WHAT YOU NEED TO DO
Extract the complete listing and repeat it word for word.

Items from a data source
◆ ◆ ◆ ◆
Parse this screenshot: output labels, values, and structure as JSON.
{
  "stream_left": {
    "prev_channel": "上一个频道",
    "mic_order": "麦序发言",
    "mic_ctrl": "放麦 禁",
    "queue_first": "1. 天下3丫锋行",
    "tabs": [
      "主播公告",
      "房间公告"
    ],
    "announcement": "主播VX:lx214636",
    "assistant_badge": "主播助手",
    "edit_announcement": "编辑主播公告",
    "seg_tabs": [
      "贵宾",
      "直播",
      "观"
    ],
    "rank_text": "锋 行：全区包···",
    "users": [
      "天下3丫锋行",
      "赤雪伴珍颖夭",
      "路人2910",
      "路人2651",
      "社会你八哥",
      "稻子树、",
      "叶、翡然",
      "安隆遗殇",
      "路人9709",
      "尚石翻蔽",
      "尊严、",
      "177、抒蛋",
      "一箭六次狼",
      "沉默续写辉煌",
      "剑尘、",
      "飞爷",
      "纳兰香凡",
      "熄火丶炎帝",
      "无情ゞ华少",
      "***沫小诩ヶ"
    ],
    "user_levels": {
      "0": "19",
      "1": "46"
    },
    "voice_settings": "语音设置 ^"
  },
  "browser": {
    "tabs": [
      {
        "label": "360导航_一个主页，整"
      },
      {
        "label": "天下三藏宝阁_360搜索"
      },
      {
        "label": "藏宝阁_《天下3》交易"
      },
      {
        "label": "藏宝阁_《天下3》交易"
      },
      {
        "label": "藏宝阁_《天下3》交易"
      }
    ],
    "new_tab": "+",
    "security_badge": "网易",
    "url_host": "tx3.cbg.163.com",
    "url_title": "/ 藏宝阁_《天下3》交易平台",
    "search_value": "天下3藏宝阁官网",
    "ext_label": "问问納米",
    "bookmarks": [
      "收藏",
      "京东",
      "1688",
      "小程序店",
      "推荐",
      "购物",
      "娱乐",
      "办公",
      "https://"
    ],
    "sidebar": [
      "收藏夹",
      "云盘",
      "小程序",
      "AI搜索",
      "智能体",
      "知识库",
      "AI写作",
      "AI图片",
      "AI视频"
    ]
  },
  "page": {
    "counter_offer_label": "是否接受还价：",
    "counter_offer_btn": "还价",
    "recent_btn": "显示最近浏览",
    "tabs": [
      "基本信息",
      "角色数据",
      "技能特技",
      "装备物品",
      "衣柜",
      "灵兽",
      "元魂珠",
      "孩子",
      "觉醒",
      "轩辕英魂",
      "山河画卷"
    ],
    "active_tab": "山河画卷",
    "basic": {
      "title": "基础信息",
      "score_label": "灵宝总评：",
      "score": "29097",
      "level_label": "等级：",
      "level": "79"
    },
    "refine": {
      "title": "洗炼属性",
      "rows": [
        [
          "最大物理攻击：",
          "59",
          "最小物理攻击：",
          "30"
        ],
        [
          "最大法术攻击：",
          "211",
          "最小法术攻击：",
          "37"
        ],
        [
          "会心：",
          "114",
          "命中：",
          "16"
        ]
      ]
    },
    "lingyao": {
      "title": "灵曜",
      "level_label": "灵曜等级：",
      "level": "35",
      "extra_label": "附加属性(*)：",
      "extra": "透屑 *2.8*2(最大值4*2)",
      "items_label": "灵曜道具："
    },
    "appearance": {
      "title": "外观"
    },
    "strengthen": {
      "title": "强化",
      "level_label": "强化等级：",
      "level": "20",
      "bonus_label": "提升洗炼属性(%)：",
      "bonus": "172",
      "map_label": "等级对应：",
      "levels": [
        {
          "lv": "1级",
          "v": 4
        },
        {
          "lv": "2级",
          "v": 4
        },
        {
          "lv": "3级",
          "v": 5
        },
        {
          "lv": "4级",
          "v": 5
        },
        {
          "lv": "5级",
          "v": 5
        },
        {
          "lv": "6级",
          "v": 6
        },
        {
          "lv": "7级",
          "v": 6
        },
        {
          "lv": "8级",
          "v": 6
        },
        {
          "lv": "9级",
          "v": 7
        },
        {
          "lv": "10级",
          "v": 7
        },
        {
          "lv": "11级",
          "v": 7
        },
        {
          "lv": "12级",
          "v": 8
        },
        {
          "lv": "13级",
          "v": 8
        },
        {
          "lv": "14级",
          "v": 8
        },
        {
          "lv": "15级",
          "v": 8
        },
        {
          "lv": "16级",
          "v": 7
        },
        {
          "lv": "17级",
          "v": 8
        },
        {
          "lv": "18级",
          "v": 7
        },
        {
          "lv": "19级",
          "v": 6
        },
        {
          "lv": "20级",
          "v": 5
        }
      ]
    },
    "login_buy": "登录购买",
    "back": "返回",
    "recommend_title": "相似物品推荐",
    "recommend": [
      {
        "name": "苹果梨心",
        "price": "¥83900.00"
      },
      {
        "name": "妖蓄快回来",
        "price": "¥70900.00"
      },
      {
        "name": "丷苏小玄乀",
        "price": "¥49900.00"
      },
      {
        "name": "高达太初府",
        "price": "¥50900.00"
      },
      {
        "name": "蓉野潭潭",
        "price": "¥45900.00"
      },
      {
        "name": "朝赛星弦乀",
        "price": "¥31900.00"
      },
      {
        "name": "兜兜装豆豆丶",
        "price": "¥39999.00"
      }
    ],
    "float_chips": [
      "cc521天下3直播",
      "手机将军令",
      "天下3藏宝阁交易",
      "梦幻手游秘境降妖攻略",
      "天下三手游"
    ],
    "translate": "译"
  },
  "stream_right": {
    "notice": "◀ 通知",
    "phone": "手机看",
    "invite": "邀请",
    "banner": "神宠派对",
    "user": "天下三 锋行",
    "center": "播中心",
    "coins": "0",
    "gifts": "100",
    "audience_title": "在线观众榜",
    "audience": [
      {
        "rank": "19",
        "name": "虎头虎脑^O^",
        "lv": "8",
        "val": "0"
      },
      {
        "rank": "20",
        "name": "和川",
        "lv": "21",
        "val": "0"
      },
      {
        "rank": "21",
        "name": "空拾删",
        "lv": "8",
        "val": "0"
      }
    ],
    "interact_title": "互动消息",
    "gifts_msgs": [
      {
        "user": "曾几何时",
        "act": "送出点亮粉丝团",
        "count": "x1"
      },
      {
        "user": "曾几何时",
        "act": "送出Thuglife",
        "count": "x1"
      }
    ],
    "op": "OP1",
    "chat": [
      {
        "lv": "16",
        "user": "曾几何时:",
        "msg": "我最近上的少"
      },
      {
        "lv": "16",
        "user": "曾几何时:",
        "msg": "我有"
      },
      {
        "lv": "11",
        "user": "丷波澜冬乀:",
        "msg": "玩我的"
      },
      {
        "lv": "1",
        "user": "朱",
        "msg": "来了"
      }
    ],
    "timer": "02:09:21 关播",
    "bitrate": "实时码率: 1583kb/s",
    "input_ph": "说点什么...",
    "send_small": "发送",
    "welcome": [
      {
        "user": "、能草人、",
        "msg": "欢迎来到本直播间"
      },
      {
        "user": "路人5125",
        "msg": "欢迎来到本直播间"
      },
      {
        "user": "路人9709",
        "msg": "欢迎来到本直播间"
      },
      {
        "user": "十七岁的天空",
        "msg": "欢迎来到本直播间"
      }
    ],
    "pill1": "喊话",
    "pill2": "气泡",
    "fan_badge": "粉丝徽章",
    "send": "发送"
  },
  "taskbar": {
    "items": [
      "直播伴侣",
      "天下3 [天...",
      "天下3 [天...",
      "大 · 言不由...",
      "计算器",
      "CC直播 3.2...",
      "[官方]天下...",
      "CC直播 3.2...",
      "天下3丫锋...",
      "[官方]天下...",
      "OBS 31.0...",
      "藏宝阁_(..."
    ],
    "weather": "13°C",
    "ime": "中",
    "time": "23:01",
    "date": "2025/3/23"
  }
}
◆ ◆ ◆ ◆
RESPONSE
Parse this screenshot: output labels, values, and structure as JSON.
{
  "stream_left": {
    "prev_channel": "上一个频道",
    "mic_order": "麦序发言",
    "mic_ctrl": "放麦 禁",
    "queue_first": "1. 天下3丫锋行",
    "tabs": [
      "主播公告",
      "房间公告"
    ],
    "announcement": "主播VX:lx214636",
    "assistant_badge": "主播助手",
    "edit_announcement": "编辑主播公告",
    "seg_tabs": [
      "贵宾",
      "直播",
      "观"
    ],
    "rank_text": "锋 行：全区包···",
    "users": [
      "天下3丫锋行",
      "赤雪伴珍颖夭",
      "路人2910",
      "路人2651",
      "社会你八哥",
      "稻子树、",
      "叶、翡然",
      "安隆遗殇",
      "路人9709",
      "尚石翻蔽",
      "尊严、",
      "177、抒蛋",
      "一箭六次狼",
      "沉默续写辉煌",
      "剑尘、",
      "飞爷",
      "纳兰香凡",
      "熄火丶炎帝",
      "无情ゞ华少",
      "***沫小诩ヶ"
    ],
    "user_levels": {
      "0": "19",
      "1": "46"
    },
    "voice_settings": "语音设置 ^"
  },
  "browser": {
    "tabs": [
      {
        "label": "360导航_一个主页，整"
      },
      {
        "label": "天下三藏宝阁_360搜索"
      },
      {
        "label": "藏宝阁_《天下3》交易"
      },
      {
        "label": "藏宝阁_《天下3》交易"
      },
      {
        "label": "藏宝阁_《天下3》交易"
      }
    ],
    "new_tab": "+",
    "security_badge": "网易",
    "url_host": "tx3.cbg.163.com",
    "url_title": "/ 藏宝阁_《天下3》交易平台",
    "search_value": "天下3藏宝阁官网",
    "ext_label": "问问納米",
    "bookmarks": [
      "收藏",
      "京东",
      "1688",
      "小程序店",
      "推荐",
      "购物",
      "娱乐",
      "办公",
      "https://"
    ],
    "sidebar": [
      "收藏夹",
      "云盘",
      "小程序",
      "AI搜索",
      "智能体",
      "知识库",
      "AI写作",
      "AI图片",
      "AI视频"
    ]
  },
  "page": {
    "counter_offer_label": "是否接受还价：",
    "counter_offer_btn": "还价",
    "recent_btn": "显示最近浏览",
    "tabs": [
      "基本信息",
      "角色数据",
      "技能特技",
      "装备物品",
      "衣柜",
      "灵兽",
      "元魂珠",
      "孩子",
      "觉醒",
      "轩辕英魂",
      "山河画卷"
    ],
    "active_tab": "山河画卷",
    "basic": {
      "title": "基础信息",
      "score_label": "灵宝总评：",
      "score": "29097",
      "level_label": "等级：",
      "level": "79"
    },
    "refine": {
      "title": "洗炼属性",
      "rows": [
        [
          "最大物理攻击：",
          "59",
          "最小物理攻击：",
          "30"
        ],
        [
          "最大法术攻击：",
          "211",
          "最小法术攻击：",
          "37"
        ],
        [
          "会心：",
          "114",
          "命中：",
          "16"
        ]
      ]
    },
    "lingyao": {
      "title": "灵曜",
      "level_label": "灵曜等级：",
      "level": "35",
      "extra_label": "附加属性(*)：",
      "extra": "透屑 *2.8*2(最大值4*2)",
      "items_label": "灵曜道具："
    },
    "appearance": {
      "title": "外观"
    },
    "strengthen": {
      "title": "强化",
      "level_label": "强化等级：",
      "level": "20",
      "bonus_label": "提升洗炼属性(%)：",
      "bonus": "172",
      "map_label": "等级对应：",
      "levels": [
        {
          "lv": "1级",
          "v": 4
        },
        {
          "lv": "2级",
          "v": 4
        },
        {
          "lv": "3级",
          "v": 5
        },
        {
          "lv": "4级",
          "v": 5
        },
        {
          "lv": "5级",
          "v": 5
        },
        {
          "lv": "6级",
          "v": 6
        },
        {
          "lv": "7级",
          "v": 6
        },
        {
          "lv": "8级",
          "v": 6
        },
        {
          "lv": "9级",
          "v": 7
        },
        {
          "lv": "10级",
          "v": 7
        },
        {
          "lv": "11级",
          "v": 7
        },
        {
          "lv": "12级",
          "v": 8
        },
        {
          "lv": "13级",
          "v": 8
        },
        {
          "lv": "14级",
          "v": 8
        },
        {
          "lv": "15级",
          "v": 8
        },
        {
          "lv": "16级",
          "v": 7
        },
        {
          "lv": "17级",
          "v": 8
        },
        {
          "lv": "18级",
          "v": 7
        },
        {
          "lv": "19级",
          "v": 6
        },
        {
          "lv": "20级",
          "v": 5
        }
      ]
    },
    "login_buy": "登录购买",
    "back": "返回",
    "recommend_title": "相似物品推荐",
    "recommend": [
      {
        "name": "苹果梨心",
        "price": "¥83900.00"
      },
      {
        "name": "妖蓄快回来",
        "price": "¥70900.00"
      },
      {
        "name": "丷苏小玄乀",
        "price": "¥49900.00"
      },
      {
        "name": "高达太初府",
        "price": "¥50900.00"
      },
      {
        "name": "蓉野潭潭",
        "price": "¥45900.00"
      },
      {
        "name": "朝赛星弦乀",
        "price": "¥31900.00"
      },
      {
        "name": "兜兜装豆豆丶",
        "price": "¥39999.00"
      }
    ],
    "float_chips": [
      "cc521天下3直播",
      "手机将军令",
      "天下3藏宝阁交易",
      "梦幻手游秘境降妖攻略",
      "天下三手游"
    ],
    "translate": "译"
  },
  "stream_right": {
    "notice": "◀ 通知",
    "phone": "手机看",
    "invite": "邀请",
    "banner": "神宠派对",
    "user": "天下三 锋行",
    "center": "播中心",
    "coins": "0",
    "gifts": "100",
    "audience_title": "在线观众榜",
    "audience": [
      {
        "rank": "19",
        "name": "虎头虎脑^O^",
        "lv": "8",
        "val": "0"
      },
      {
        "rank": "20",
        "name": "和川",
        "lv": "21",
        "val": "0"
      },
      {
        "rank": "21",
        "name": "空拾删",
        "lv": "8",
        "val": "0"
      }
    ],
    "interact_title": "互动消息",
    "gifts_msgs": [
      {
        "user": "曾几何时",
        "act": "送出点亮粉丝团",
        "count": "x1"
      },
      {
        "user": "曾几何时",
        "act": "送出Thuglife",
        "count": "x1"
      }
    ],
    "op": "OP1",
    "chat": [
      {
        "lv": "16",
        "user": "曾几何时:",
        "msg": "我最近上的少"
      },
      {
        "lv": "16",
        "user": "曾几何时:",
        "msg": "我有"
      },
      {
        "lv": "11",
        "user": "丷波澜冬乀:",
        "msg": "玩我的"
      },
      {
        "lv": "1",
        "user": "朱",
        "msg": "来了"
      }
    ],
    "timer": "02:09:21 关播",
    "bitrate": "实时码率: 1583kb/s",
    "input_ph": "说点什么...",
    "send_small": "发送",
    "welcome": [
      {
        "user": "、能草人、",
        "msg": "欢迎来到本直播间"
      },
      {
        "user": "路人5125",
        "msg": "欢迎来到本直播间"
      },
      {
        "user": "路人9709",
        "msg": "欢迎来到本直播间"
      },
      {
        "user": "十七岁的天空",
        "msg": "欢迎来到本直播间"
      }
    ],
    "pill1": "喊话",
    "pill2": "气泡",
    "fan_badge": "粉丝徽章",
    "send": "发送"
  },
  "taskbar": {
    "items": [
      "直播伴侣",
      "天下3 [天...",
      "天下3 [天...",
      "大 · 言不由...",
      "计算器",
      "CC直播 3.2...",
      "[官方]天下...",
      "CC直播 3.2...",
      "天下3丫锋...",
      "[官方]天下...",
      "OBS 31.0...",
      "藏宝阁_(..."
    ],
    "weather": "13°C",
    "ime": "中",
    "time": "23:01",
    "date": "2025/3/23"
  }
}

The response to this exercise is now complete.